------ Material shown

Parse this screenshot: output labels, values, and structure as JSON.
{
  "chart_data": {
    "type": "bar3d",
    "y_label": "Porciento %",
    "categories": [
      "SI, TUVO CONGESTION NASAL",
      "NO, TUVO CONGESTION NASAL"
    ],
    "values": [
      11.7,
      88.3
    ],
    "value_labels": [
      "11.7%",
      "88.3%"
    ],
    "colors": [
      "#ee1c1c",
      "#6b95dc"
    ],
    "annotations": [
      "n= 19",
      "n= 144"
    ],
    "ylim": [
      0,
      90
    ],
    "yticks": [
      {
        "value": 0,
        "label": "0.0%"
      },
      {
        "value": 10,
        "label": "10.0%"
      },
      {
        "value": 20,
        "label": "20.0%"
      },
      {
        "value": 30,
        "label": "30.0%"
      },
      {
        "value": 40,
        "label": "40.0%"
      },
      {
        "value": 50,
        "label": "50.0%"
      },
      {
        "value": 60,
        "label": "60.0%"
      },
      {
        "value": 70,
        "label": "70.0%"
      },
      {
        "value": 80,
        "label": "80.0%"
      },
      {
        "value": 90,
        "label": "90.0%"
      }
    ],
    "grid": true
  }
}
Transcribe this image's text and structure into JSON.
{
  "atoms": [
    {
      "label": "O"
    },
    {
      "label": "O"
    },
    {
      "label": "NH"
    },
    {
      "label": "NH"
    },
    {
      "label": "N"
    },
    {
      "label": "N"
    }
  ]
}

------------

-- Short problem --
Collect the lines that hold "structure".

-- Solution below --
Parse this screenshot: output labels, values, and structure as JSON.
Transcribe this image's text and structure into JSON.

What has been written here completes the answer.